WHAT YOU ARE ASKED TO DO
Reproduce the full listing below unchanged, apart from the pictures.

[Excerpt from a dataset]
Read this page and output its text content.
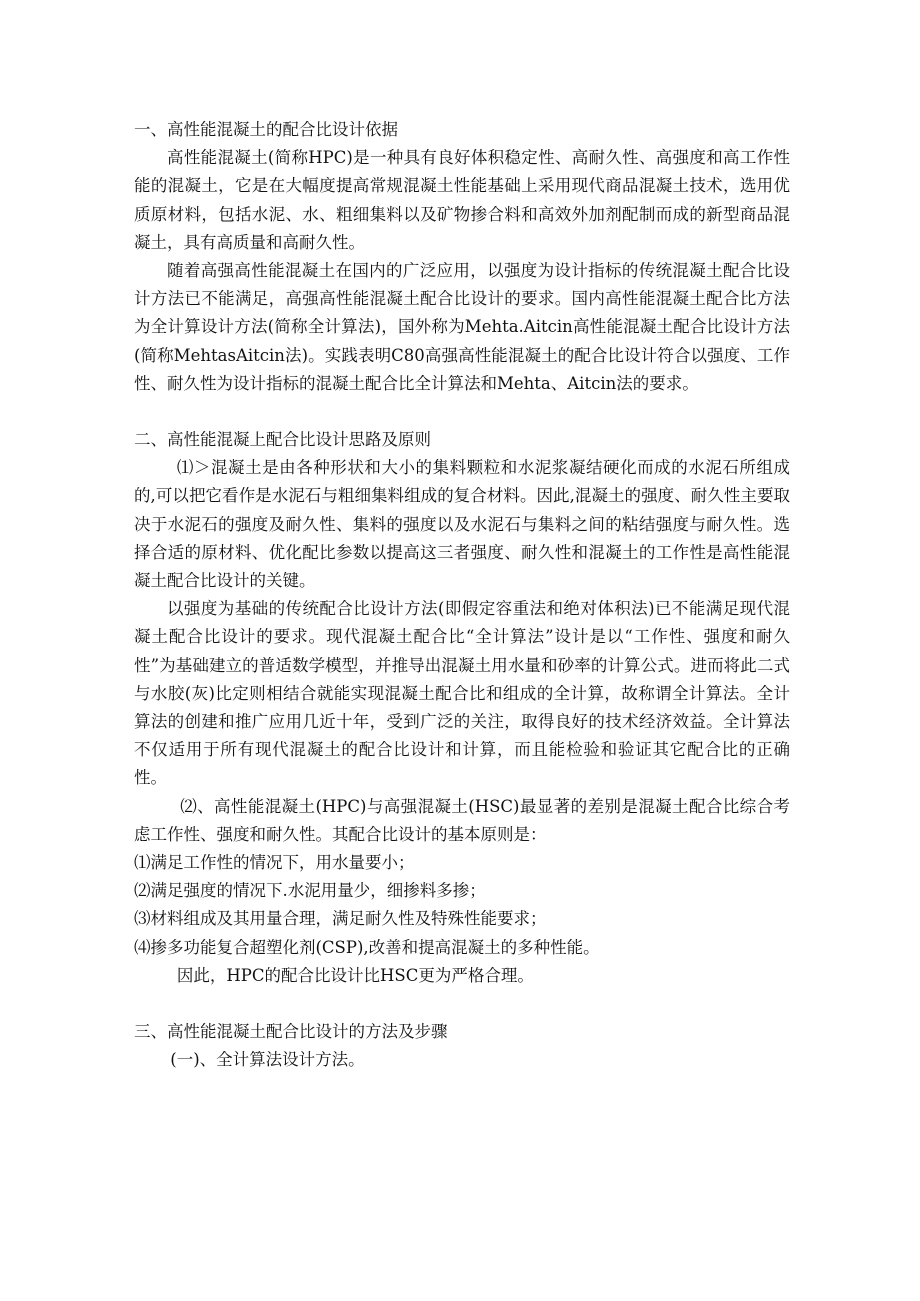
一、高性能混凝土的配合比设计依据

高性能混凝土(简称HPC)是一种具有良好体积稳定性、高耐久性、高强度和高工作性能的混凝土，它是在大幅度提高常规混凝土性能基础上采用现代商品混凝土技术，选用优质原材料，包括水泥、水、粗细集料以及矿物掺合料和高效外加剂配制而成的新型商品混凝土，具有高质量和高耐久性。

随着高强高性能混凝土在国内的广泛应用，以强度为设计指标的传统混凝土配合比设计方法已不能满足，高强高性能混凝土配合比设计的要求。国内高性能混凝土配合比方法为全计算设计方法(简称全计算法)，国外称为Mehta.Aitcin高性能混凝土配合比设计方法(简称MehtasAitcin法)。实践表明C80高强高性能混凝土的配合比设计符合以强度、工作性、耐久性为设计指标的混凝土配合比全计算法和Mehta、Aitcin法的要求。

二、高性能混凝上配合比设计思路及原则

⑴＞混凝土是由各种形状和大小的集料颗粒和水泥浆凝结硬化而成的水泥石所组成的,可以把它看作是水泥石与粗细集料组成的复合材料。因此,混凝土的强度、耐久性主要取决于水泥石的强度及耐久性、集料的强度以及水泥石与集料之间的粘结强度与耐久性。选择合适的原材料、优化配比参数以提高这三者强度、耐久性和混凝土的工作性是高性能混凝土配合比设计的关键。

以强度为基础的传统配合比设计方法(即假定容重法和绝对体积法)已不能满足现代混凝土配合比设计的要求。现代混凝土配合比“全计算法”设计是以“工作性、强度和耐久性”为基础建立的普适数学模型，并推导出混凝土用水量和砂率的计算公式。进而将此二式与水胶(灰)比定则相结合就能实现混凝土配合比和组成的全计算，故称谓全计算法。全计算法的创建和推广应用几近十年，受到广泛的关注，取得良好的技术经济效益。全计算法不仅适用于所有现代混凝土的配合比设计和计算，而且能检验和验证其它配合比的正确性。

⑵、高性能混凝土(HPC)与高强混凝土(HSC)最显著的差别是混凝土配合比综合考虑工作性、强度和耐久性。其配合比设计的基本原则是：

⑴满足工作性的情况下，用水量要小；

⑵满足强度的情况下.水泥用量少，细掺料多掺；

⑶材料组成及其用量合理，满足耐久性及特殊性能要求；

⑷掺多功能复合超塑化剂(CSP),改善和提高混凝土的多种性能。

因此，HPC的配合比设计比HSC更为严格合理。

三、高性能混凝土配合比设计的方法及步骤

(一)、全计算法设计方法。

TASK RESULT
Read this page and output its text content.
一、高性能混凝土的配合比设计依据

高性能混凝土(简称HPC)是一种具有良好体积稳定性、高耐久性、高强度和高工作性能的混凝土，它是在大幅度提高常规混凝土性能基础上采用现代商品混凝土技术，选用优质原材料，包括水泥、水、粗细集料以及矿物掺合料和高效外加剂配制而成的新型商品混凝土，具有高质量和高耐久性。

随着高强高性能混凝土在国内的广泛应用，以强度为设计指标的传统混凝土配合比设计方法已不能满足，高强高性能混凝土配合比设计的要求。国内高性能混凝土配合比方法为全计算设计方法(简称全计算法)，国外称为Mehta.Aitcin高性能混凝土配合比设计方法(简称MehtasAitcin法)。实践表明C80高强高性能混凝土的配合比设计符合以强度、工作性、耐久性为设计指标的混凝土配合比全计算法和Mehta、Aitcin法的要求。

二、高性能混凝上配合比设计思路及原则

⑴＞混凝土是由各种形状和大小的集料颗粒和水泥浆凝结硬化而成的水泥石所组成的,可以把它看作是水泥石与粗细集料组成的复合材料。因此,混凝土的强度、耐久性主要取决于水泥石的强度及耐久性、集料的强度以及水泥石与集料之间的粘结强度与耐久性。选择合适的原材料、优化配比参数以提高这三者强度、耐久性和混凝土的工作性是高性能混凝土配合比设计的关键。

以强度为基础的传统配合比设计方法(即假定容重法和绝对体积法)已不能满足现代混凝土配合比设计的要求。现代混凝土配合比“全计算法”设计是以“工作性、强度和耐久性”为基础建立的普适数学模型，并推导出混凝土用水量和砂率的计算公式。进而将此二式与水胶(灰)比定则相结合就能实现混凝土配合比和组成的全计算，故称谓全计算法。全计算法的创建和推广应用几近十年，受到广泛的关注，取得良好的技术经济效益。全计算法不仅适用于所有现代混凝土的配合比设计和计算，而且能检验和验证其它配合比的正确性。

⑵、高性能混凝土(HPC)与高强混凝土(HSC)最显著的差别是混凝土配合比综合考虑工作性、强度和耐久性。其配合比设计的基本原则是：

⑴满足工作性的情况下，用水量要小；

⑵满足强度的情况下.水泥用量少，细掺料多掺；

⑶材料组成及其用量合理，满足耐久性及特殊性能要求；

⑷掺多功能复合超塑化剂(CSP),改善和提高混凝土的多种性能。

因此，HPC的配合比设计比HSC更为严格合理。

三、高性能混凝土配合比设计的方法及步骤

(一)、全计算法设计方法。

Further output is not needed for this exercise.